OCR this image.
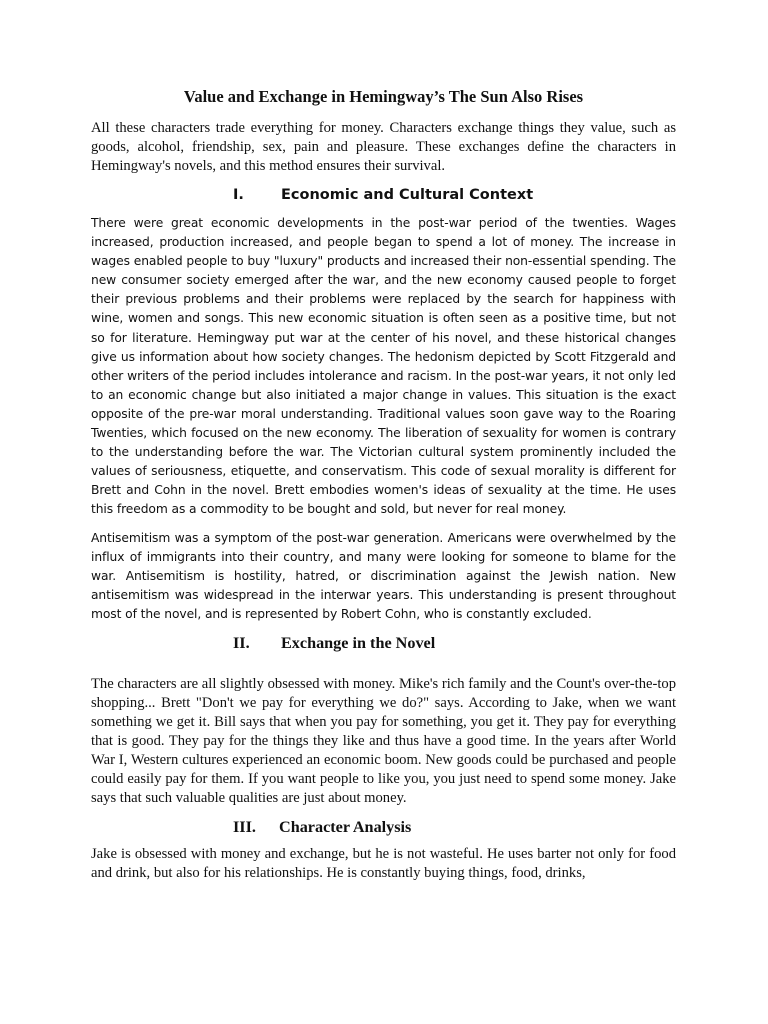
Value and Exchange in Hemingway’s The Sun Also Rises

All these characters trade everything for money. Characters exchange things they value, such as goods, alcohol, friendship, sex, pain and pleasure. These exchanges define the characters in Hemingway's novels, and this method ensures their survival.

I.	Economic and Cultural Context

There were great economic developments in the post-war period of the twenties. Wages increased, production increased, and people began to spend a lot of money. The increase in wages enabled people to buy "luxury" products and increased their non-essential spending. The new consumer society emerged after the war, and the new economy caused people to forget their previous problems and their problems were replaced by the search for happiness with wine, women and songs. This new economic situation is often seen as a positive time, but not so for literature. Hemingway put war at the center of his novel, and these historical changes give us information about how society changes. The hedonism depicted by Scott Fitzgerald and other writers of the period includes intolerance and racism. In the post-war years, it not only led to an economic change but also initiated a major change in values. This situation is the exact opposite of the pre-war moral understanding. Traditional values soon gave way to the Roaring Twenties, which focused on the new economy. The liberation of sexuality for women is contrary to the understanding before the war. The Victorian cultural system prominently included the values of seriousness, etiquette, and conservatism. This code of sexual morality is different for Brett and Cohn in the novel. Brett embodies women's ideas of sexuality at the time. He uses this freedom as a commodity to be bought and sold, but never for real money.

Antisemitism was a symptom of the post-war generation. Americans were overwhelmed by the influx of immigrants into their country, and many were looking for someone to blame for the war. Antisemitism is hostility, hatred, or discrimination against the Jewish nation. New antisemitism was widespread in the interwar years. This understanding is present throughout most of the novel, and is represented by Robert Cohn, who is constantly excluded.

II.	Exchange in the Novel

The characters are all slightly obsessed with money. Mike's rich family and the Count's over-the-top shopping... Brett "Don't we pay for everything we do?" says. According to Jake, when we want something we get it. Bill says that when you pay for something, you get it. They pay for everything that is good. They pay for the things they like and thus have a good time. In the years after World War I, Western cultures experienced an economic boom. New goods could be purchased and people could easily pay for them. If you want people to like you, you just need to spend some money. Jake says that such valuable qualities are just about money.

III.	Character Analysis

Jake is obsessed with money and exchange, but he is not wasteful. He uses barter not only for food and drink, but also for his relationships. He is constantly buying things, food, drinks,
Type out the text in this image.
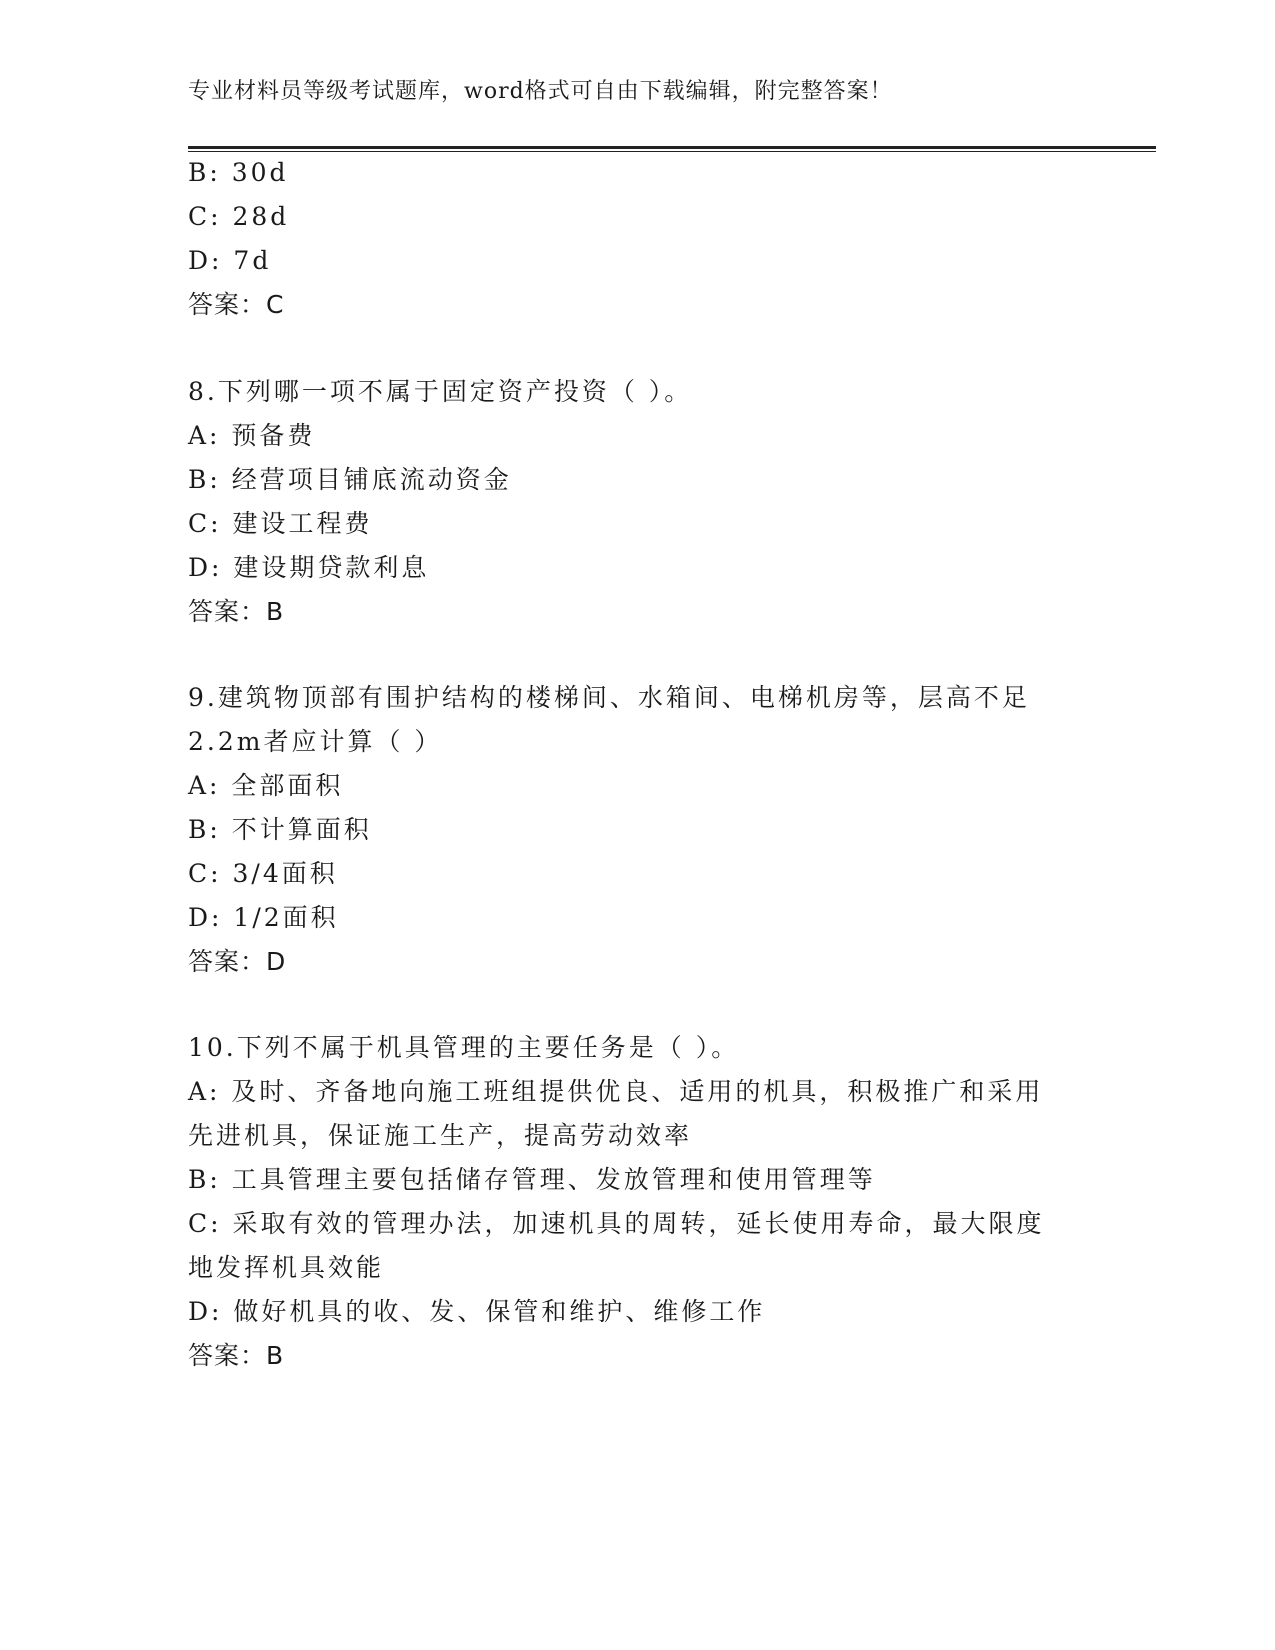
专业材料员等级考试题库，word格式可自由下载编辑，附完整答案！
B: 30d
C: 28d
D: 7d
答案：C
8.下列哪一项不属于固定资产投资（ ）。
A: 预备费
B: 经营项目铺底流动资金
C: 建设工程费
D: 建设期贷款利息
答案：B
9.建筑物顶部有围护结构的楼梯间、水箱间、电梯机房等，层高不足
2.2m者应计算（ ）
A: 全部面积
B: 不计算面积
C: 3/4面积
D: 1/2面积
答案：D
10.下列不属于机具管理的主要任务是（ ）。
A: 及时、齐备地向施工班组提供优良、适用的机具，积极推广和采用
先进机具，保证施工生产，提高劳动效率
B: 工具管理主要包括储存管理、发放管理和使用管理等
C: 采取有效的管理办法，加速机具的周转，延长使用寿命，最大限度
地发挥机具效能
D: 做好机具的收、发、保管和维护、维修工作
答案：B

**Prompt**. Return a copy of every line that includes the word "image".

**Full answer**.
OCR this image.
Type out the text in this image.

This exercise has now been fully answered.